> [Document passage]:
.....

Thank you for your reply Gert. To affirm, Obama is unfortunately an analyst not a statesman. In other words, his understanding is drawn via the the risks, threats, and advantages he sees on the geopolitical chess board. What we desperately need now is leadership not kind words and percentages. However, an analyst's world is constructed through an understanding of power that has little real space for the real place the majority of us live in. Consequently, the US relationship with Saudi Arabia continues largely unchallenged although it is an affront to all our Western values yet, we continue to sell them cheaply for reasons of economic expediency, regional politics and international power plays, this apparently is more important than what we stand and often fight for. Moreover, if we continue to say we are right because we have the might then there is no hope for any of us. Our ideas are our identity, our values are our reason for being. the alternative is hellish. Osama bin Laden once noted that as long as the US think I'm the threat then we will win, since the real opposition comes from my ideas not me. For us to stop this violent process we need leaders who understand this.

.....

> [Given task A]: What reasons does the comment on Obama give for selling Western values cheaply?
The text above and the records come from unrelated sources.

.....

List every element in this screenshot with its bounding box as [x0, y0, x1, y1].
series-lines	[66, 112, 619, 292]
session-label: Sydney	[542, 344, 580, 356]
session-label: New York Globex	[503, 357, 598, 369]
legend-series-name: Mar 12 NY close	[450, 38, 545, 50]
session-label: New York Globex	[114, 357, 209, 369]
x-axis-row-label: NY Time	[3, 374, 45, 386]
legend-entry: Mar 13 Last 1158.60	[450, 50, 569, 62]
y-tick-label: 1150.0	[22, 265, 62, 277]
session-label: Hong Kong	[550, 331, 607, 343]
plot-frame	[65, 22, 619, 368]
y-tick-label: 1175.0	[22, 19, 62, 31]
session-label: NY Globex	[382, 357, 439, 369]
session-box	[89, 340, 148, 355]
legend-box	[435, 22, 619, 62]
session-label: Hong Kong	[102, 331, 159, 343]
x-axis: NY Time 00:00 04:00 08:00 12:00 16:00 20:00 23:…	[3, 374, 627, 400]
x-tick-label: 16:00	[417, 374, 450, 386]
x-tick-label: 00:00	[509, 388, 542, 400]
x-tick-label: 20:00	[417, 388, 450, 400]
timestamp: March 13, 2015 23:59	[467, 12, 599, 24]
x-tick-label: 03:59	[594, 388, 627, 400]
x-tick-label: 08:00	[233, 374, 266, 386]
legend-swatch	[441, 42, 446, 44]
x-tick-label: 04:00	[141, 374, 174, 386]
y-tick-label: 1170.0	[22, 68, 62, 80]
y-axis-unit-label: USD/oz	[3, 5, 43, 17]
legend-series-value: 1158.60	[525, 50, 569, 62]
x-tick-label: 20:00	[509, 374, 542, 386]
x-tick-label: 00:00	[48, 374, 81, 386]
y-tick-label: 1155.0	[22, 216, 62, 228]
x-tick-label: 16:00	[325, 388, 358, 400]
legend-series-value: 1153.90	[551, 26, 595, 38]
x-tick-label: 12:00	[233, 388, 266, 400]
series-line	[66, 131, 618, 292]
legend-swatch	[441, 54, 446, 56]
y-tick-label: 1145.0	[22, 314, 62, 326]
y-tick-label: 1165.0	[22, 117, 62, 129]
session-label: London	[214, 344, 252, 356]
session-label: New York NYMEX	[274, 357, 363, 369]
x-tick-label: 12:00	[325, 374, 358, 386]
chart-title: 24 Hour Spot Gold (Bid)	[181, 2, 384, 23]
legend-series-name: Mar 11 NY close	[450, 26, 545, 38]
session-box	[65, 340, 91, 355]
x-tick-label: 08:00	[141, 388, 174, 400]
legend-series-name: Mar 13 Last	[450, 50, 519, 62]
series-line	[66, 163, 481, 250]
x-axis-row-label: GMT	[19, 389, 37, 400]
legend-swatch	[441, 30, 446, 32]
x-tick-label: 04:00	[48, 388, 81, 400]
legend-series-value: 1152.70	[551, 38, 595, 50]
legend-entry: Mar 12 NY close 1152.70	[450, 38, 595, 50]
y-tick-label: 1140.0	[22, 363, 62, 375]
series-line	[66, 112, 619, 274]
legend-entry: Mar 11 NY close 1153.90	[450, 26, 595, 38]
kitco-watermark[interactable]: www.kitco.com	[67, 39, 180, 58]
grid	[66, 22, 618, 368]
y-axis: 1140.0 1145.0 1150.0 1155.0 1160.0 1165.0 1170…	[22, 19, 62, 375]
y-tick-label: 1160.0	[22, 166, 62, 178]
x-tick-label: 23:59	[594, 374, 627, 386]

.....

> [Given task B]: Return the records word for word, starting with their first line and going on through the line that contains "357, 209, 369]".

> [Full solution A]: economic expediency, regional politics, international power plays

> [Full solution B]:
List every element in this screenshot with its bounding box as [x0, y0, x1, y1].
series-lines	[66, 112, 619, 292]
session-label: Sydney	[542, 344, 580, 356]
session-label: New York Globex	[503, 357, 598, 369]
legend-series-name: Mar 12 NY close	[450, 38, 545, 50]
session-label: New York Globex	[114, 357, 209, 369]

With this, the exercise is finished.